• [WORK TO DO]
Output all of the data below exactly as given.
### THE DATA
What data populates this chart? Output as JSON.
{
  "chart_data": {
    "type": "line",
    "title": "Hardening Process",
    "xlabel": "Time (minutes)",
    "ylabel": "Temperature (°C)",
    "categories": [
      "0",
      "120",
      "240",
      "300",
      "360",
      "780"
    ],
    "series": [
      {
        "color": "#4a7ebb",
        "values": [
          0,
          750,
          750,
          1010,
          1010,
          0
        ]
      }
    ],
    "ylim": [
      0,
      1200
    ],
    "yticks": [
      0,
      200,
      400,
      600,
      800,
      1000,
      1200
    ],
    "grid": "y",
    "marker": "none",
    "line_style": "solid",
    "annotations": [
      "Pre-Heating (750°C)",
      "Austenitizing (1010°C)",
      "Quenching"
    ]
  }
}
######
• [EXPECTED OUTPUT]
What data populates this chart? Output as JSON.
{
  "chart_data": {
    "type": "line",
    "title": "Hardening Process",
    "xlabel": "Time (minutes)",
    "ylabel": "Temperature (°C)",
    "categories": [
      "0",
      "120",
      "240",
      "300",
      "360",
      "780"
    ],
    "series": [
      {
        "color": "#4a7ebb",
        "values": [
          0,
          750,
          750,
          1010,
          1010,
          0
        ]
      }
    ],
    "ylim": [
      0,
      1200
    ],
    "yticks": [
      0,
      200,
      400,
      600,
      800,
      1000,
      1200
    ],
    "grid": "y",
    "marker": "none",
    "line_style": "solid",
    "annotations": [
      "Pre-Heating (750°C)",
      "Austenitizing (1010°C)",
      "Quenching"
    ]
  }
}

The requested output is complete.